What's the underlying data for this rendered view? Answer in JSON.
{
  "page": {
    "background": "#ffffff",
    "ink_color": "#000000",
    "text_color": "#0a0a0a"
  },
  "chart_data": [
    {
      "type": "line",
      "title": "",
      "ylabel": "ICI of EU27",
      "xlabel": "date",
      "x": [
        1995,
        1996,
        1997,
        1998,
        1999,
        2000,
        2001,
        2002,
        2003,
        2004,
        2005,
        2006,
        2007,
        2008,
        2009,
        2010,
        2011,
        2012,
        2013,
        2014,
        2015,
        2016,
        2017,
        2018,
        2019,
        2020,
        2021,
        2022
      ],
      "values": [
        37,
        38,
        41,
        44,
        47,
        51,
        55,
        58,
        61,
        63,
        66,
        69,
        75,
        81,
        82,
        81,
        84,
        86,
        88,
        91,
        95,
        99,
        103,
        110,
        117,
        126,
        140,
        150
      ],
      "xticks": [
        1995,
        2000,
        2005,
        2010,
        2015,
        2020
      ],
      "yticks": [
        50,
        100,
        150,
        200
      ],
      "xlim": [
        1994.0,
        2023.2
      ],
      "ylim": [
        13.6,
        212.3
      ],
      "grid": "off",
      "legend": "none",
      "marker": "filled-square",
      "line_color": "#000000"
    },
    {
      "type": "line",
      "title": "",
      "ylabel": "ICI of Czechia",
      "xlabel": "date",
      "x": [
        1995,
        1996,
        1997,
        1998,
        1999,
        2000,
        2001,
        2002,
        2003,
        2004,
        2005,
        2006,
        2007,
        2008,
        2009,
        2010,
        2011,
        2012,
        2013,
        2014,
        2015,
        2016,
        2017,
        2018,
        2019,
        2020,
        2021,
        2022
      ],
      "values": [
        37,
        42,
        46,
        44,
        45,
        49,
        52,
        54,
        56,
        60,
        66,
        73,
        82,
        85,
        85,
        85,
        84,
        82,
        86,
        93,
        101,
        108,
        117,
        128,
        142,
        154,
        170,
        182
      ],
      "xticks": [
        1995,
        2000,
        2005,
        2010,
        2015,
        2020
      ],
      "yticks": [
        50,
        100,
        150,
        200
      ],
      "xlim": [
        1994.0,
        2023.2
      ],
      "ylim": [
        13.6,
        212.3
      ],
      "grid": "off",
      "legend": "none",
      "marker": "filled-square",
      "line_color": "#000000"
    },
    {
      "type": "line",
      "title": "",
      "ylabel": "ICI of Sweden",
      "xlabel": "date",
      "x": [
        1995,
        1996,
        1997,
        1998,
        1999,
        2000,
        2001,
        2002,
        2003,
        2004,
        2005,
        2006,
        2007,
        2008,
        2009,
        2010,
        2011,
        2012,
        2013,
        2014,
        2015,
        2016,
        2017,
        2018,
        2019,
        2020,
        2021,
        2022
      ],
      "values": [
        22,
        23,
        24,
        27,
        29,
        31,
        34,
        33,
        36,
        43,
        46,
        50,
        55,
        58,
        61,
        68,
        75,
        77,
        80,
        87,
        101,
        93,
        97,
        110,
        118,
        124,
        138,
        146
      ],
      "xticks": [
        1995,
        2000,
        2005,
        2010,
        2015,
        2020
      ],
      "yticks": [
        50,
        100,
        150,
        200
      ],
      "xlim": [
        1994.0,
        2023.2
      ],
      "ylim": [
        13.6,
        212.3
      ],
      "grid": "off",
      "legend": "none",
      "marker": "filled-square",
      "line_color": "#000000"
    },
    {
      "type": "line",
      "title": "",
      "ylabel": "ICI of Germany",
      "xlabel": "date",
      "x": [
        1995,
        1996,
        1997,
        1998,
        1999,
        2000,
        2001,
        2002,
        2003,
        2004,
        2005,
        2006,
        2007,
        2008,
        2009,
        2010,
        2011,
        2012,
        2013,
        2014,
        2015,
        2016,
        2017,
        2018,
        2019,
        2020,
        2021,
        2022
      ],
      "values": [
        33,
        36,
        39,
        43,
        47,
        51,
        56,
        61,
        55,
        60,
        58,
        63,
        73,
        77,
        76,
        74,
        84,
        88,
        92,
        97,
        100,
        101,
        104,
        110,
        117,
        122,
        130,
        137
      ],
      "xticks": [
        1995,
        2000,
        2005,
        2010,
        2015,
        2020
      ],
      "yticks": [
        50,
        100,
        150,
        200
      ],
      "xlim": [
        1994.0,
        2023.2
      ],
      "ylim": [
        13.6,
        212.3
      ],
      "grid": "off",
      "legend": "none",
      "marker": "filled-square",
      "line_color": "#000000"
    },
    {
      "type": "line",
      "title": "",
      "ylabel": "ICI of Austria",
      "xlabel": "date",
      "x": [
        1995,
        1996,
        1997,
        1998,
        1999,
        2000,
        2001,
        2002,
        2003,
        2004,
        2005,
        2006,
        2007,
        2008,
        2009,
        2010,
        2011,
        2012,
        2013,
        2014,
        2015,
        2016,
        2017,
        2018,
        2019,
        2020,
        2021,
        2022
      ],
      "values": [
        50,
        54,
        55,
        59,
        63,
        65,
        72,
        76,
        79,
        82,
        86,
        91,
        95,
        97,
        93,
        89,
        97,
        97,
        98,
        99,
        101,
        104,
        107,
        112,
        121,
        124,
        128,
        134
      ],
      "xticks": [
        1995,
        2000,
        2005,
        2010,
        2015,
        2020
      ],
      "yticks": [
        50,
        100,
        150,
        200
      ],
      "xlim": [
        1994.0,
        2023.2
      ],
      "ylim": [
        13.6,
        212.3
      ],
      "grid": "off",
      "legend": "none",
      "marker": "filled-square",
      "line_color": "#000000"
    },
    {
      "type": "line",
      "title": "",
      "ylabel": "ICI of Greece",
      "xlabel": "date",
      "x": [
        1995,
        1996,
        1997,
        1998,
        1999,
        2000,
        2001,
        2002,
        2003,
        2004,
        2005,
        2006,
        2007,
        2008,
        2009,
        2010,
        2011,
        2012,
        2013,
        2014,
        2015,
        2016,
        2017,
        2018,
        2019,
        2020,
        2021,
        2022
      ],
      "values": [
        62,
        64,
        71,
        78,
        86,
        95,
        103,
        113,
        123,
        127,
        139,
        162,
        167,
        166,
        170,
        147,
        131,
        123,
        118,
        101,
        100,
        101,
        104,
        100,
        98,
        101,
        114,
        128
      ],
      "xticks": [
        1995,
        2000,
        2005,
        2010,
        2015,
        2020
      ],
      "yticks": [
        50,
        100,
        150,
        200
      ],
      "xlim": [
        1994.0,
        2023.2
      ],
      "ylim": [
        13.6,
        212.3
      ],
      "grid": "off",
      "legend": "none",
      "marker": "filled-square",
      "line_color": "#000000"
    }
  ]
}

------------

*Task statement:*
Set down the entries above again, word for word.

*Task solution:*
What's the underlying data for this rendered view? Answer in JSON.
{
  "page": {
    "background": "#ffffff",
    "ink_color": "#000000",
    "text_color": "#0a0a0a"
  },
  "chart_data": [
    {
      "type": "line",
      "title": "",
      "ylabel": "ICI of EU27",
      "xlabel": "date",
      "x": [
        1995,
        1996,
        1997,
        1998,
        1999,
        2000,
        2001,
        2002,
        2003,
        2004,
        2005,
        2006,
        2007,
        2008,
        2009,
        2010,
        2011,
        2012,
        2013,
        2014,
        2015,
        2016,
        2017,
        2018,
        2019,
        2020,
        2021,
        2022
      ],
      "values": [
        37,
        38,
        41,
        44,
        47,
        51,
        55,
        58,
        61,
        63,
        66,
        69,
        75,
        81,
        82,
        81,
        84,
        86,
        88,
        91,
        95,
        99,
        103,
        110,
        117,
        126,
        140,
        150
      ],
      "xticks": [
        1995,
        2000,
        2005,
        2010,
        2015,
        2020
      ],
      "yticks": [
        50,
        100,
        150,
        200
      ],
      "xlim": [
        1994.0,
        2023.2
      ],
      "ylim": [
        13.6,
        212.3
      ],
      "grid": "off",
      "legend": "none",
      "marker": "filled-square",
      "line_color": "#000000"
    },
    {
      "type": "line",
      "title": "",
      "ylabel": "ICI of Czechia",
      "xlabel": "date",
      "x": [
        1995,
        1996,
        1997,
        1998,
        1999,
        2000,
        2001,
        2002,
        2003,
        2004,
        2005,
        2006,
        2007,
        2008,
        2009,
        2010,
        2011,
        2012,
        2013,
        2014,
        2015,
        2016,
        2017,
        2018,
        2019,
        2020,
        2021,
        2022
      ],
      "values": [
        37,
        42,
        46,
        44,
        45,
        49,
        52,
        54,
        56,
        60,
        66,
        73,
        82,
        85,
        85,
        85,
        84,
        82,
        86,
        93,
        101,
        108,
        117,
        128,
        142,
        154,
        170,
        182
      ],
      "xticks": [
        1995,
        2000,
        2005,
        2010,
        2015,
        2020
      ],
      "yticks": [
        50,
        100,
        150,
        200
      ],
      "xlim": [
        1994.0,
        2023.2
      ],
      "ylim": [
        13.6,
        212.3
      ],
      "grid": "off",
      "legend": "none",
      "marker": "filled-square",
      "line_color": "#000000"
    },
    {
      "type": "line",
      "title": "",
      "ylabel": "ICI of Sweden",
      "xlabel": "date",
      "x": [
        1995,
        1996,
        1997,
        1998,
        1999,
        2000,
        2001,
        2002,
        2003,
        2004,
        2005,
        2006,
        2007,
        2008,
        2009,
        2010,
        2011,
        2012,
        2013,
        2014,
        2015,
        2016,
        2017,
        2018,
        2019,
        2020,
        2021,
        2022
      ],
      "values": [
        22,
        23,
        24,
        27,
        29,
        31,
        34,
        33,
        36,
        43,
        46,
        50,
        55,
        58,
        61,
        68,
        75,
        77,
        80,
        87,
        101,
        93,
        97,
        110,
        118,
        124,
        138,
        146
      ],
      "xticks": [
        1995,
        2000,
        2005,
        2010,
        2015,
        2020
      ],
      "yticks": [
        50,
        100,
        150,
        200
      ],
      "xlim": [
        1994.0,
        2023.2
      ],
      "ylim": [
        13.6,
        212.3
      ],
      "grid": "off",
      "legend": "none",
      "marker": "filled-square",
      "line_color": "#000000"
    },
    {
      "type": "line",
      "title": "",
      "ylabel": "ICI of Germany",
      "xlabel": "date",
      "x": [
        1995,
        1996,
        1997,
        1998,
        1999,
        2000,
        2001,
        2002,
        2003,
        2004,
        2005,
        2006,
        2007,
        2008,
        2009,
        2010,
        2011,
        2012,
        2013,
        2014,
        2015,
        2016,
        2017,
        2018,
        2019,
        2020,
        2021,
        2022
      ],
      "values": [
        33,
        36,
        39,
        43,
        47,
        51,
        56,
        61,
        55,
        60,
        58,
        63,
        73,
        77,
        76,
        74,
        84,
        88,
        92,
        97,
        100,
        101,
        104,
        110,
        117,
        122,
        130,
        137
      ],
      "xticks": [
        1995,
        2000,
        2005,
        2010,
        2015,
        2020
      ],
      "yticks": [
        50,
        100,
        150,
        200
      ],
      "xlim": [
        1994.0,
        2023.2
      ],
      "ylim": [
        13.6,
        212.3
      ],
      "grid": "off",
      "legend": "none",
      "marker": "filled-square",
      "line_color": "#000000"
    },
    {
      "type": "line",
      "title": "",
      "ylabel": "ICI of Austria",
      "xlabel": "date",
      "x": [
        1995,
        1996,
        1997,
        1998,
        1999,
        2000,
        2001,
        2002,
        2003,
        2004,
        2005,
        2006,
        2007,
        2008,
        2009,
        2010,
        2011,
        2012,
        2013,
        2014,
        2015,
        2016,
        2017,
        2018,
        2019,
        2020,
        2021,
        2022
      ],
      "values": [
        50,
        54,
        55,
        59,
        63,
        65,
        72,
        76,
        79,
        82,
        86,
        91,
        95,
        97,
        93,
        89,
        97,
        97,
        98,
        99,
        101,
        104,
        107,
        112,
        121,
        124,
        128,
        134
      ],
      "xticks": [
        1995,
        2000,
        2005,
        2010,
        2015,
        2020
      ],
      "yticks": [
        50,
        100,
        150,
        200
      ],
      "xlim": [
        1994.0,
        2023.2
      ],
      "ylim": [
        13.6,
        212.3
      ],
      "grid": "off",
      "legend": "none",
      "marker": "filled-square",
      "line_color": "#000000"
    },
    {
      "type": "line",
      "title": "",
      "ylabel": "ICI of Greece",
      "xlabel": "date",
      "x": [
        1995,
        1996,
        1997,
        1998,
        1999,
        2000,
        2001,
        2002,
        2003,
        2004,
        2005,
        2006,
        2007,
        2008,
        2009,
        2010,
        2011,
        2012,
        2013,
        2014,
        2015,
        2016,
        2017,
        2018,
        2019,
        2020,
        2021,
        2022
      ],
      "values": [
        62,
        64,
        71,
        78,
        86,
        95,
        103,
        113,
        123,
        127,
        139,
        162,
        167,
        166,
        170,
        147,
        131,
        123,
        118,
        101,
        100,
        101,
        104,
        100,
        98,
        101,
        114,
        128
      ],
      "xticks": [
        1995,
        2000,
        2005,
        2010,
        2015,
        2020
      ],
      "yticks": [
        50,
        100,
        150,
        200
      ],
      "xlim": [
        1994.0,
        2023.2
      ],
      "ylim": [
        13.6,
        212.3
      ],
      "grid": "off",
      "legend": "none",
      "marker": "filled-square",
      "line_color": "#000000"
    }
  ]
}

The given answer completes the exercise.